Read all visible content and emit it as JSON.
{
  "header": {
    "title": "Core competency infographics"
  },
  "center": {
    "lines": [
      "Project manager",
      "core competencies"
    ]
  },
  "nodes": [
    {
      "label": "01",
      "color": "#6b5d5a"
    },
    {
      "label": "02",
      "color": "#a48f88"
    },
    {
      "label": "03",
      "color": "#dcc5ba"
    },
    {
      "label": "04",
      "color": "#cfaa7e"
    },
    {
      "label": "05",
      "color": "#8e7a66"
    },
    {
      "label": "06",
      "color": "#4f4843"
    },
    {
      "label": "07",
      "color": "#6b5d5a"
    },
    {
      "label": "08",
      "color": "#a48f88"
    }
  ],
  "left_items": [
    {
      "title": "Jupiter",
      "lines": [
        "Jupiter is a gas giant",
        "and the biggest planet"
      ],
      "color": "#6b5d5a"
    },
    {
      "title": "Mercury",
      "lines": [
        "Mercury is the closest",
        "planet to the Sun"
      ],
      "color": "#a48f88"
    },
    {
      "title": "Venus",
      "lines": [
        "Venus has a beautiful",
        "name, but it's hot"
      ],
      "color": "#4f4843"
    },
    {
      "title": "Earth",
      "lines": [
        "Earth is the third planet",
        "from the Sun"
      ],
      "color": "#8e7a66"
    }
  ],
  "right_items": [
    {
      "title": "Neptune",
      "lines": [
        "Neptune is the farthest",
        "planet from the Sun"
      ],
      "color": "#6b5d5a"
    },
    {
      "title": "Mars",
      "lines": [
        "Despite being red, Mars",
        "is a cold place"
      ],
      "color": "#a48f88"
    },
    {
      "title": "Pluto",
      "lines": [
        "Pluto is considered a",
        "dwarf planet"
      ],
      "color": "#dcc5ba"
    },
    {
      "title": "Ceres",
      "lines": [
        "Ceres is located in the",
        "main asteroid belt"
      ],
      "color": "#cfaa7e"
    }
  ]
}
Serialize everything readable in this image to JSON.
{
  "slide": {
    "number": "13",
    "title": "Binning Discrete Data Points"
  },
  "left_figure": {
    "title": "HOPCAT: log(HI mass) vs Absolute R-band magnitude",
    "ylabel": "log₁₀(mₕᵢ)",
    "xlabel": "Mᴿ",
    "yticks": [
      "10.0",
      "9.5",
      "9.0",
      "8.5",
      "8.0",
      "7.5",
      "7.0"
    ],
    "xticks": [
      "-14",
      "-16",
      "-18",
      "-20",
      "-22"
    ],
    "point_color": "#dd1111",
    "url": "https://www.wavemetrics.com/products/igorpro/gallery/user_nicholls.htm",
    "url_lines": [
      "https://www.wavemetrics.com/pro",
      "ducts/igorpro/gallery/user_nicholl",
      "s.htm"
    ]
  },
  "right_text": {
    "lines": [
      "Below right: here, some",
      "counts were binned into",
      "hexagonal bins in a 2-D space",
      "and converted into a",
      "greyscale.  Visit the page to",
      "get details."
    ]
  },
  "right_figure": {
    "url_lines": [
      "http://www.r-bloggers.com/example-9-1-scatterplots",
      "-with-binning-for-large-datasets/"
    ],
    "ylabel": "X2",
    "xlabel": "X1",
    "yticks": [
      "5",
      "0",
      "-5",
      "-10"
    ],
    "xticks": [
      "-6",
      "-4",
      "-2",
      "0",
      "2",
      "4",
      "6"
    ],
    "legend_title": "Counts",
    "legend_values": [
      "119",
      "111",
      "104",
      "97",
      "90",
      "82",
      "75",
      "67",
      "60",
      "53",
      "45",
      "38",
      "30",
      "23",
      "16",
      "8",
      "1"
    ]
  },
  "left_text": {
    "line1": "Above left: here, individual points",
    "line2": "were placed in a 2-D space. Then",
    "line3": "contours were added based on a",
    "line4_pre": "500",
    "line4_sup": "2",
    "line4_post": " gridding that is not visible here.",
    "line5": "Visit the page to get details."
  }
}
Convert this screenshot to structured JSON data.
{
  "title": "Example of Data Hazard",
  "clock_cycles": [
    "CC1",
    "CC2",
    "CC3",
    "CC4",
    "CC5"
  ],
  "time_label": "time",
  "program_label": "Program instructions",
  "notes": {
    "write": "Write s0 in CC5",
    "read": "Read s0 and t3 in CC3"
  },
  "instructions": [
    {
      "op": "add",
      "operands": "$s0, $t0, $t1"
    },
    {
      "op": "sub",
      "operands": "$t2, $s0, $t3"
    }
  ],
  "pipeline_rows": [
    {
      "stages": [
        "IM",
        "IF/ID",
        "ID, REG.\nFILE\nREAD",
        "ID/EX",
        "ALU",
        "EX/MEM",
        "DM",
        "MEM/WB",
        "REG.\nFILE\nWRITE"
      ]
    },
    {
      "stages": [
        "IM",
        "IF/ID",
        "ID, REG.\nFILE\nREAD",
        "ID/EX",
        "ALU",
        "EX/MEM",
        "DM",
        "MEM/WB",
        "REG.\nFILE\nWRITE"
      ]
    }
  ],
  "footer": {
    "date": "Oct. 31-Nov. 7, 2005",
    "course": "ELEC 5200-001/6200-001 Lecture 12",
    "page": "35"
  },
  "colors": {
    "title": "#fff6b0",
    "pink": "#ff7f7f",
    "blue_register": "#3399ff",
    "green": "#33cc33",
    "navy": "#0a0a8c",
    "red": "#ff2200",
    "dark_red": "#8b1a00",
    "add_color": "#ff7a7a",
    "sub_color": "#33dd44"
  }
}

▸ **Aim**
Reproduce the material verbatim, line by line.

▸ **Solution to the exercise**
Read all visible content and emit it as JSON.
{
  "header": {
    "title": "Core competency infographics"
  },
  "center": {
    "lines": [
      "Project manager",
      "core competencies"
    ]
  },
  "nodes": [
    {
      "label": "01",
      "color": "#6b5d5a"
    },
    {
      "label": "02",
      "color": "#a48f88"
    },
    {
      "label": "03",
      "color": "#dcc5ba"
    },
    {
      "label": "04",
      "color": "#cfaa7e"
    },
    {
      "label": "05",
      "color": "#8e7a66"
    },
    {
      "label": "06",
      "color": "#4f4843"
    },
    {
      "label": "07",
      "color": "#6b5d5a"
    },
    {
      "label": "08",
      "color": "#a48f88"
    }
  ],
  "left_items": [
    {
      "title": "Jupiter",
      "lines": [
        "Jupiter is a gas giant",
        "and the biggest planet"
      ],
      "color": "#6b5d5a"
    },
    {
      "title": "Mercury",
      "lines": [
        "Mercury is the closest",
        "planet to the Sun"
      ],
      "color": "#a48f88"
    },
    {
      "title": "Venus",
      "lines": [
        "Venus has a beautiful",
        "name, but it's hot"
      ],
      "color": "#4f4843"
    },
    {
      "title": "Earth",
      "lines": [
        "Earth is the third planet",
        "from the Sun"
      ],
      "color": "#8e7a66"
    }
  ],
  "right_items": [
    {
      "title": "Neptune",
      "lines": [
        "Neptune is the farthest",
        "planet from the Sun"
      ],
      "color": "#6b5d5a"
    },
    {
      "title": "Mars",
      "lines": [
        "Despite being red, Mars",
        "is a cold place"
      ],
      "color": "#a48f88"
    },
    {
      "title": "Pluto",
      "lines": [
        "Pluto is considered a",
        "dwarf planet"
      ],
      "color": "#dcc5ba"
    },
    {
      "title": "Ceres",
      "lines": [
        "Ceres is located in the",
        "main asteroid belt"
      ],
      "color": "#cfaa7e"
    }
  ]
}
Serialize everything readable in this image to JSON.
{
  "slide": {
    "number": "13",
    "title": "Binning Discrete Data Points"
  },
  "left_figure": {
    "title": "HOPCAT: log(HI mass) vs Absolute R-band magnitude",
    "ylabel": "log₁₀(mₕᵢ)",
    "xlabel": "Mᴿ",
    "yticks": [
      "10.0",
      "9.5",
      "9.0",
      "8.5",
      "8.0",
      "7.5",
      "7.0"
    ],
    "xticks": [
      "-14",
      "-16",
      "-18",
      "-20",
      "-22"
    ],
    "point_color": "#dd1111",
    "url": "https://www.wavemetrics.com/products/igorpro/gallery/user_nicholls.htm",
    "url_lines": [
      "https://www.wavemetrics.com/pro",
      "ducts/igorpro/gallery/user_nicholl",
      "s.htm"
    ]
  },
  "right_text": {
    "lines": [
      "Below right: here, some",
      "counts were binned into",
      "hexagonal bins in a 2-D space",
      "and converted into a",
      "greyscale.  Visit the page to",
      "get details."
    ]
  },
  "right_figure": {
    "url_lines": [
      "http://www.r-bloggers.com/example-9-1-scatterplots",
      "-with-binning-for-large-datasets/"
    ],
    "ylabel": "X2",
    "xlabel": "X1",
    "yticks": [
      "5",
      "0",
      "-5",
      "-10"
    ],
    "xticks": [
      "-6",
      "-4",
      "-2",
      "0",
      "2",
      "4",
      "6"
    ],
    "legend_title": "Counts",
    "legend_values": [
      "119",
      "111",
      "104",
      "97",
      "90",
      "82",
      "75",
      "67",
      "60",
      "53",
      "45",
      "38",
      "30",
      "23",
      "16",
      "8",
      "1"
    ]
  },
  "left_text": {
    "line1": "Above left: here, individual points",
    "line2": "were placed in a 2-D space. Then",
    "line3": "contours were added based on a",
    "line4_pre": "500",
    "line4_sup": "2",
    "line4_post": " gridding that is not visible here.",
    "line5": "Visit the page to get details."
  }
}
Convert this screenshot to structured JSON data.
{
  "title": "Example of Data Hazard",
  "clock_cycles": [
    "CC1",
    "CC2",
    "CC3",
    "CC4",
    "CC5"
  ],
  "time_label": "time",
  "program_label": "Program instructions",
  "notes": {
    "write": "Write s0 in CC5",
    "read": "Read s0 and t3 in CC3"
  },
  "instructions": [
    {
      "op": "add",
      "operands": "$s0, $t0, $t1"
    },
    {
      "op": "sub",
      "operands": "$t2, $s0, $t3"
    }
  ],
  "pipeline_rows": [
    {
      "stages": [
        "IM",
        "IF/ID",
        "ID, REG.\nFILE\nREAD",
        "ID/EX",
        "ALU",
        "EX/MEM",
        "DM",
        "MEM/WB",
        "REG.\nFILE\nWRITE"
      ]
    },
    {
      "stages": [
        "IM",
        "IF/ID",
        "ID, REG.\nFILE\nREAD",
        "ID/EX",
        "ALU",
        "EX/MEM",
        "DM",
        "MEM/WB",
        "REG.\nFILE\nWRITE"
      ]
    }
  ],
  "footer": {
    "date": "Oct. 31-Nov. 7, 2005",
    "course": "ELEC 5200-001/6200-001 Lecture 12",
    "page": "35"
  },
  "colors": {
    "title": "#fff6b0",
    "pink": "#ff7f7f",
    "blue_register": "#3399ff",
    "green": "#33cc33",
    "navy": "#0a0a8c",
    "red": "#ff2200",
    "dark_red": "#8b1a00",
    "add_color": "#ff7a7a",
    "sub_color": "#33dd44"
  }
}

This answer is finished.